-- Task prompt --
Every line below must be reproduced exactly. Copy them all.

# # # #

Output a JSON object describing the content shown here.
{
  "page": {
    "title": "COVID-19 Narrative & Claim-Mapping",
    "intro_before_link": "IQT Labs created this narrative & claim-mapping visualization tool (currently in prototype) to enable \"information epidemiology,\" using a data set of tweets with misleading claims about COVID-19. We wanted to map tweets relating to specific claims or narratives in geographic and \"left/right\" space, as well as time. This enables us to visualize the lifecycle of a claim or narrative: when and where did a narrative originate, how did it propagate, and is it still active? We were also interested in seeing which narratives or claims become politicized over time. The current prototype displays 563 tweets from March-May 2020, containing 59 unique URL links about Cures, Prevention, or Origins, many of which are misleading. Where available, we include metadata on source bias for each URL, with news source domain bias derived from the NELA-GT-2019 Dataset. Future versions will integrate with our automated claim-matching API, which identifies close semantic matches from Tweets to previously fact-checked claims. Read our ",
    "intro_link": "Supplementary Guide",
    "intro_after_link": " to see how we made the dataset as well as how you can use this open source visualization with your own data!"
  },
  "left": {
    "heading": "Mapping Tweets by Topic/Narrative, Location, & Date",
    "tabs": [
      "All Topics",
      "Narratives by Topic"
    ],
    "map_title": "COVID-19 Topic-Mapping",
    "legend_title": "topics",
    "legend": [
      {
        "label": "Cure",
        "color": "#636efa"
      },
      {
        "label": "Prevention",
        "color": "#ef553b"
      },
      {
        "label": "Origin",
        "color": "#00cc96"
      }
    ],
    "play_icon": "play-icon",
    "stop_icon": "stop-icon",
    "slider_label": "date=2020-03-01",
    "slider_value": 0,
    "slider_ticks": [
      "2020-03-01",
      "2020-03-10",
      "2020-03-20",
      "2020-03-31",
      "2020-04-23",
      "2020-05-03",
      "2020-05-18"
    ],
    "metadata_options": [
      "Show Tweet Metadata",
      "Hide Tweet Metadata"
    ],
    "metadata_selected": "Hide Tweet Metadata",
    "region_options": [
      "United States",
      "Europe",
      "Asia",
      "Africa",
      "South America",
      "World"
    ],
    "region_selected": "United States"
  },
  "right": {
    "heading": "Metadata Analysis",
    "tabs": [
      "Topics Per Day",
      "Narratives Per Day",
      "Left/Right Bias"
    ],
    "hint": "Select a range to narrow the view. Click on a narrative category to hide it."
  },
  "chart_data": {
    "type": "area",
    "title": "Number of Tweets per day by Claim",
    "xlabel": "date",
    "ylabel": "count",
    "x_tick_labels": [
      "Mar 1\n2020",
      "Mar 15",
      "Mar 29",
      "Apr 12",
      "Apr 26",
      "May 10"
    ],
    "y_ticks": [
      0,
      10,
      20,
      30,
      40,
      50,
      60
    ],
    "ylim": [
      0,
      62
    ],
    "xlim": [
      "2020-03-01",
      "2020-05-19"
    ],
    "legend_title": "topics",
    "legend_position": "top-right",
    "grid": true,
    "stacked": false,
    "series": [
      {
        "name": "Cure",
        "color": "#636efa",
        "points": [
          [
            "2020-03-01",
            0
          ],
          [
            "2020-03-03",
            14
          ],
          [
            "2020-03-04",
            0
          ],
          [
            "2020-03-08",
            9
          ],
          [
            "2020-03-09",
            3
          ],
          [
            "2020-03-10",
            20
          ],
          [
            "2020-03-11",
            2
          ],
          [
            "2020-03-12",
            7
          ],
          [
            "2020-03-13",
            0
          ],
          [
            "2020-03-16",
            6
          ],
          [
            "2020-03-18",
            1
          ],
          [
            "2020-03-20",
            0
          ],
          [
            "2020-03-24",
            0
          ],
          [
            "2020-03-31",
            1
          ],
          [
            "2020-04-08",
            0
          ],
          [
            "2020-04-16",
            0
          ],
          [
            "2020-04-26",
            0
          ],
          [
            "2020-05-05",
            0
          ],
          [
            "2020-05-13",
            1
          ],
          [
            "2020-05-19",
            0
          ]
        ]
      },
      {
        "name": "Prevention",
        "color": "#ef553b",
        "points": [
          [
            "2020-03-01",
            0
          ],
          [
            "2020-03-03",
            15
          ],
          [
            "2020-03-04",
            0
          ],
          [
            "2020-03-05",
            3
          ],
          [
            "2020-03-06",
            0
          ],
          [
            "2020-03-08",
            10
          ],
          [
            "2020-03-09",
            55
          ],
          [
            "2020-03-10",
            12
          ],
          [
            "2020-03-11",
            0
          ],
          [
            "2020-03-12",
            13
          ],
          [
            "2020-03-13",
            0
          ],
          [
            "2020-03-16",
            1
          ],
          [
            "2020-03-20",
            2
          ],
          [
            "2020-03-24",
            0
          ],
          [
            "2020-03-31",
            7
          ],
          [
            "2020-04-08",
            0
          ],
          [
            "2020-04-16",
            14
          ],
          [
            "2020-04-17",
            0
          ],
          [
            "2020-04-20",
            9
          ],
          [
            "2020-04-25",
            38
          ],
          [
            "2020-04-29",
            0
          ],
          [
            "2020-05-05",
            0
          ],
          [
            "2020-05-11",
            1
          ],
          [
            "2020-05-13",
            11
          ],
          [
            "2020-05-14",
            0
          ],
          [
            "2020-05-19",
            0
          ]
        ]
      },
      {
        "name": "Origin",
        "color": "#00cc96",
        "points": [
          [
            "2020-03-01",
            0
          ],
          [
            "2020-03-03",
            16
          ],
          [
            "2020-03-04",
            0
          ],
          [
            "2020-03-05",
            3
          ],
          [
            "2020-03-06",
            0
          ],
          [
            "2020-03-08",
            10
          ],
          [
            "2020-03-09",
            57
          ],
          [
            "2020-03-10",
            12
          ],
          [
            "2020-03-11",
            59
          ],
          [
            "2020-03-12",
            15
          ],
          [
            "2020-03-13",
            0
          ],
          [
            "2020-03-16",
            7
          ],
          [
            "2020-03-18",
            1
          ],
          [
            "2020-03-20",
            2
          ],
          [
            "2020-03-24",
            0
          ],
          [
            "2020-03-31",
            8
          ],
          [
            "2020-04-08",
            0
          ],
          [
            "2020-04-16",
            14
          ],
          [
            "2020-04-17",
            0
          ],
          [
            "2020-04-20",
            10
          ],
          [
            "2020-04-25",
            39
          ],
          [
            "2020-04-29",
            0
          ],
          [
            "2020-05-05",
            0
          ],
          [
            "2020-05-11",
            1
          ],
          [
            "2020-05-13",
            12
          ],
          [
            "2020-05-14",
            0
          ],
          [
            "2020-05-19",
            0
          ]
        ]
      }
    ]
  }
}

# # # #

-- Answer to the problem --
Output a JSON object describing the content shown here.
{
  "page": {
    "title": "COVID-19 Narrative & Claim-Mapping",
    "intro_before_link": "IQT Labs created this narrative & claim-mapping visualization tool (currently in prototype) to enable \"information epidemiology,\" using a data set of tweets with misleading claims about COVID-19. We wanted to map tweets relating to specific claims or narratives in geographic and \"left/right\" space, as well as time. This enables us to visualize the lifecycle of a claim or narrative: when and where did a narrative originate, how did it propagate, and is it still active? We were also interested in seeing which narratives or claims become politicized over time. The current prototype displays 563 tweets from March-May 2020, containing 59 unique URL links about Cures, Prevention, or Origins, many of which are misleading. Where available, we include metadata on source bias for each URL, with news source domain bias derived from the NELA-GT-2019 Dataset. Future versions will integrate with our automated claim-matching API, which identifies close semantic matches from Tweets to previously fact-checked claims. Read our ",
    "intro_link": "Supplementary Guide",
    "intro_after_link": " to see how we made the dataset as well as how you can use this open source visualization with your own data!"
  },
  "left": {
    "heading": "Mapping Tweets by Topic/Narrative, Location, & Date",
    "tabs": [
      "All Topics",
      "Narratives by Topic"
    ],
    "map_title": "COVID-19 Topic-Mapping",
    "legend_title": "topics",
    "legend": [
      {
        "label": "Cure",
        "color": "#636efa"
      },
      {
        "label": "Prevention",
        "color": "#ef553b"
      },
      {
        "label": "Origin",
        "color": "#00cc96"
      }
    ],
    "play_icon": "play-icon",
    "stop_icon": "stop-icon",
    "slider_label": "date=2020-03-01",
    "slider_value": 0,
    "slider_ticks": [
      "2020-03-01",
      "2020-03-10",
      "2020-03-20",
      "2020-03-31",
      "2020-04-23",
      "2020-05-03",
      "2020-05-18"
    ],
    "metadata_options": [
      "Show Tweet Metadata",
      "Hide Tweet Metadata"
    ],
    "metadata_selected": "Hide Tweet Metadata",
    "region_options": [
      "United States",
      "Europe",
      "Asia",
      "Africa",
      "South America",
      "World"
    ],
    "region_selected": "United States"
  },
  "right": {
    "heading": "Metadata Analysis",
    "tabs": [
      "Topics Per Day",
      "Narratives Per Day",
      "Left/Right Bias"
    ],
    "hint": "Select a range to narrow the view. Click on a narrative category to hide it."
  },
  "chart_data": {
    "type": "area",
    "title": "Number of Tweets per day by Claim",
    "xlabel": "date",
    "ylabel": "count",
    "x_tick_labels": [
      "Mar 1\n2020",
      "Mar 15",
      "Mar 29",
      "Apr 12",
      "Apr 26",
      "May 10"
    ],
    "y_ticks": [
      0,
      10,
      20,
      30,
      40,
      50,
      60
    ],
    "ylim": [
      0,
      62
    ],
    "xlim": [
      "2020-03-01",
      "2020-05-19"
    ],
    "legend_title": "topics",
    "legend_position": "top-right",
    "grid": true,
    "stacked": false,
    "series": [
      {
        "name": "Cure",
        "color": "#636efa",
        "points": [
          [
            "2020-03-01",
            0
          ],
          [
            "2020-03-03",
            14
          ],
          [
            "2020-03-04",
            0
          ],
          [
            "2020-03-08",
            9
          ],
          [
            "2020-03-09",
            3
          ],
          [
            "2020-03-10",
            20
          ],
          [
            "2020-03-11",
            2
          ],
          [
            "2020-03-12",
            7
          ],
          [
            "2020-03-13",
            0
          ],
          [
            "2020-03-16",
            6
          ],
          [
            "2020-03-18",
            1
          ],
          [
            "2020-03-20",
            0
          ],
          [
            "2020-03-24",
            0
          ],
          [
            "2020-03-31",
            1
          ],
          [
            "2020-04-08",
            0
          ],
          [
            "2020-04-16",
            0
          ],
          [
            "2020-04-26",
            0
          ],
          [
            "2020-05-05",
            0
          ],
          [
            "2020-05-13",
            1
          ],
          [
            "2020-05-19",
            0
          ]
        ]
      },
      {
        "name": "Prevention",
        "color": "#ef553b",
        "points": [
          [
            "2020-03-01",
            0
          ],
          [
            "2020-03-03",
            15
          ],
          [
            "2020-03-04",
            0
          ],
          [
            "2020-03-05",
            3
          ],
          [
            "2020-03-06",
            0
          ],
          [
            "2020-03-08",
            10
          ],
          [
            "2020-03-09",
            55
          ],
          [
            "2020-03-10",
            12
          ],
          [
            "2020-03-11",
            0
          ],
          [
            "2020-03-12",
            13
          ],
          [
            "2020-03-13",
            0
          ],
          [
            "2020-03-16",
            1
          ],
          [
            "2020-03-20",
            2
          ],
          [
            "2020-03-24",
            0
          ],
          [
            "2020-03-31",
            7
          ],
          [
            "2020-04-08",
            0
          ],
          [
            "2020-04-16",
            14
          ],
          [
            "2020-04-17",
            0
          ],
          [
            "2020-04-20",
            9
          ],
          [
            "2020-04-25",
            38
          ],
          [
            "2020-04-29",
            0
          ],
          [
            "2020-05-05",
            0
          ],
          [
            "2020-05-11",
            1
          ],
          [
            "2020-05-13",
            11
          ],
          [
            "2020-05-14",
            0
          ],
          [
            "2020-05-19",
            0
          ]
        ]
      },
      {
        "name": "Origin",
        "color": "#00cc96",
        "points": [
          [
            "2020-03-01",
            0
          ],
          [
            "2020-03-03",
            16
          ],
          [
            "2020-03-04",
            0
          ],
          [
            "2020-03-05",
            3
          ],
          [
            "2020-03-06",
            0
          ],
          [
            "2020-03-08",
            10
          ],
          [
            "2020-03-09",
            57
          ],
          [
            "2020-03-10",
            12
          ],
          [
            "2020-03-11",
            59
          ],
          [
            "2020-03-12",
            15
          ],
          [
            "2020-03-13",
            0
          ],
          [
            "2020-03-16",
            7
          ],
          [
            "2020-03-18",
            1
          ],
          [
            "2020-03-20",
            2
          ],
          [
            "2020-03-24",
            0
          ],
          [
            "2020-03-31",
            8
          ],
          [
            "2020-04-08",
            0
          ],
          [
            "2020-04-16",
            14
          ],
          [
            "2020-04-17",
            0
          ],
          [
            "2020-04-20",
            10
          ],
          [
            "2020-04-25",
            39
          ],
          [
            "2020-04-29",
            0
          ],
          [
            "2020-05-05",
            0
          ],
          [
            "2020-05-11",
            1
          ],
          [
            "2020-05-13",
            12
          ],
          [
            "2020-05-14",
            0
          ],
          [
            "2020-05-19",
            0
          ]
        ]
      }
    ]
  }
}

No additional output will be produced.